**OBJETIVO A**
Traduza para o inglês esta frase do texto sobre o jornalismo: "Os decanos dos últimos períodos áureos rondam por aí ainda feito dinossauros."
**OBJETIVO B**
Continue o texto sobre o jornalismo a partir da última frase apresentada.
##### TRECHO DA PÁGINA
Cada época que se finda deixa um lastro de saudades e sedimentos do romantismo. Camada pós camada que se vão acumulando, deixando rastros apenas para exercício das memórias afetivas.

Os decanos dos últimos períodos áureos rondam por aí ainda feito dinossauros. Em vias de extinção. Nas artes plásticas, na música, no jornalismo, eles são o registro vivo de uma época, resquícios e  sedimentação de uma era.

O mundo em que construíram suas trajetórias profissionais, contaram “estórias” e fizeram história findou-se, tragado pelos impactos atrozes, das inovações estilísticas, dos novos formatos e dos maravilhosos e úteis recursos da tecnologia.

Também foram atropelados pelas ondas da própria evolução natural do mundo, das mentalidades e das compreensões, das relações sociais, das estruturas produtivas. Enfim, caducaram.

Possivelmente esse preâmbulo se aplica a vários ramos da vida profissional, mas aqui nos detemos fundamentalmente no “fazer jornalístico”. Os períodos, digamos, românticos, dessa prática social  se nos apresentam como eras, camadas de tempo e de comportamentos atribuídos a esse exercício de  observação, apreensão e contação de mundo que a muitos embriaga. Uma era, quando submerge nas brumas do tempo, deixa no ar um saudosismo inquietante e inspirador.
##########
##### INFORMAÇÕES REGISTRADAS
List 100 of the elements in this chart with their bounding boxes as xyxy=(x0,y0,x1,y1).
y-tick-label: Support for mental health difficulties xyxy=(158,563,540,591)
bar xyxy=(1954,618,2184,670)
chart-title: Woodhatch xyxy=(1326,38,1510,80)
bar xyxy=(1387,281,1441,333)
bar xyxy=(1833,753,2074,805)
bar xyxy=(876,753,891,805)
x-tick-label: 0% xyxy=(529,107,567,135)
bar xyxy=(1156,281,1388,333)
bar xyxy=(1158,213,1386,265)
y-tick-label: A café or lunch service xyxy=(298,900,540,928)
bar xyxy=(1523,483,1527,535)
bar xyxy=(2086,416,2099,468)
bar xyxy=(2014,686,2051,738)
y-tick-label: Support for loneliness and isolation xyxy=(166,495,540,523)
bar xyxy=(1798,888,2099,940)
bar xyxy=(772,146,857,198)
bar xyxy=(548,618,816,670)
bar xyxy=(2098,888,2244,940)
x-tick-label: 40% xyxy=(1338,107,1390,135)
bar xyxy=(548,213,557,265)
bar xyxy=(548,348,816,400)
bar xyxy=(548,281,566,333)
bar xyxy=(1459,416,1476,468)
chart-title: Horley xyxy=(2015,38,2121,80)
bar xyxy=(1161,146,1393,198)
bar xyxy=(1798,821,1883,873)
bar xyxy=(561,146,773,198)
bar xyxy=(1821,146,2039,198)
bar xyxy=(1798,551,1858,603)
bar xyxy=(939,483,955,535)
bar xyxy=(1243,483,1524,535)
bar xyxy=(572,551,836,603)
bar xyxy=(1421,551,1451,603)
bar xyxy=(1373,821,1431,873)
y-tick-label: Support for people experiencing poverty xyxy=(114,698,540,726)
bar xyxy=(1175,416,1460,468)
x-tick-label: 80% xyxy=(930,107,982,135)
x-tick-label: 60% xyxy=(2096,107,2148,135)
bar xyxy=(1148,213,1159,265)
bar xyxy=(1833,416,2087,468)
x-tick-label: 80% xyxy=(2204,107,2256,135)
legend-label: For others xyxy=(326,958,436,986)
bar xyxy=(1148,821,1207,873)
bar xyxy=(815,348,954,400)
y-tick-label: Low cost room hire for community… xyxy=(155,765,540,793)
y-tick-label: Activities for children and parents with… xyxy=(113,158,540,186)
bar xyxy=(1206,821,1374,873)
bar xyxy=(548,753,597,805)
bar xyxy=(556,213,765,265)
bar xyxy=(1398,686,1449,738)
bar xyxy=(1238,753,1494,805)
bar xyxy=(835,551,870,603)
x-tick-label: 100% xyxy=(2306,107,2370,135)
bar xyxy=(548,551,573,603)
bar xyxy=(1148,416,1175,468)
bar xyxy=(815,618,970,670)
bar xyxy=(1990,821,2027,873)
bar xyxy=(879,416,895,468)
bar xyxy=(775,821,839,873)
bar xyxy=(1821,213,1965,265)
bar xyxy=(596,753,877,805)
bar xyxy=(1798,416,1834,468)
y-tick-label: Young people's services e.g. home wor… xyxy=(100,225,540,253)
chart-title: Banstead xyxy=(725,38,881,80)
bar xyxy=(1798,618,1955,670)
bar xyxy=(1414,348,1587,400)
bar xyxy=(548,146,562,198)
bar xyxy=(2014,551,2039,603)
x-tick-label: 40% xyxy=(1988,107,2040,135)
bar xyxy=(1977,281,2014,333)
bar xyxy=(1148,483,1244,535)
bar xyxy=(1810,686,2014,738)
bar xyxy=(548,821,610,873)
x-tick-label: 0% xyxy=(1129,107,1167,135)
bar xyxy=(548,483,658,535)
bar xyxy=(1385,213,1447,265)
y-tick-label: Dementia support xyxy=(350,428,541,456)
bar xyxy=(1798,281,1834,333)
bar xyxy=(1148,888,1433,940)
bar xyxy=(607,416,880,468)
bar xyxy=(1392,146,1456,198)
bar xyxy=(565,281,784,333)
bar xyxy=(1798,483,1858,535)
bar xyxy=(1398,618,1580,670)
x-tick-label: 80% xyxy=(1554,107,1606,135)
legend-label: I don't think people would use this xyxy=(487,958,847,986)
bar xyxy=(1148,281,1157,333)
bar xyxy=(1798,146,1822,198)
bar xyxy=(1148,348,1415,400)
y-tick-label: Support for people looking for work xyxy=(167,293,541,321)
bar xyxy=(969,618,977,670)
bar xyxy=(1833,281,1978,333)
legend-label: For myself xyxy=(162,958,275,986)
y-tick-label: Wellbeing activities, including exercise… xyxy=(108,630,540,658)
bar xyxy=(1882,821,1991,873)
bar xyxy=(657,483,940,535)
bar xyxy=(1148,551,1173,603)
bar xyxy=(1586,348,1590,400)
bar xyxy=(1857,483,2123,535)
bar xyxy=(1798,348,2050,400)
##########
**RESPOSTA ESCRITA A**
The elders of the last golden periods still roam around like dinosaurs.

**RESPOSTA ESCRITA B**
A título de exemplo, ainda meio menino, tive o prazer de conhecer, via  a obra da norte-americana Edna Ferber, Cimarrom (1930), o intrépido Yansey Cravat e sua esposa Sabra Cravat. Por meio da trajetória desbravadora e aventureira do personagem, como editor e homem da lei,  a autora retrata o idealismo, o sentido de retidão, os percalços e as dificuldades de se fazer jornalismo. O romantismo da prática está cimentada no relato do desbravamento épico e vigoroso do oeste americano.

Lembro-me, também à título de exemplo, do romance Bel’ami, do escritor francês Gui de Maupassant, em cuja trama um jovem camponês, George Duroy, em busca de realização profissional e financeira traveste-se de jornalista e circula entre o lixo e o luxo da sociedade parisiense, seduzindo damas da sociedade e destilando seus venenos no journal La vie Française.

Nos dois exemplos, de uma forma ou outra, o romantismo atribuído ao jornalismo é reiterado. Melhor, celebrado. As referências ao ambiente que envolve o jornalismo encantam, destacando, claro, o espírito de aventura, a livre circulação de ideias, o trânsito vip pelo centro e arrabaldes do poder, a perspicácia da investigação e a relativa projeção social. Afora, a influência sobre a opinião pública.

Todo esse caldo temperado, claro, pelo stress das rotinas de produção, pelos deadlines, pela competição intra corpore redacional, pelas armadilhas e trairagens, pelas as egolatrias e pelo o desglamour que envolve a maioria absoluta das pautas. Pelo ambiente pouco democrático para negociação com editores e, sobretudo, com os cidadãos Kane, os donos da bagaça toda.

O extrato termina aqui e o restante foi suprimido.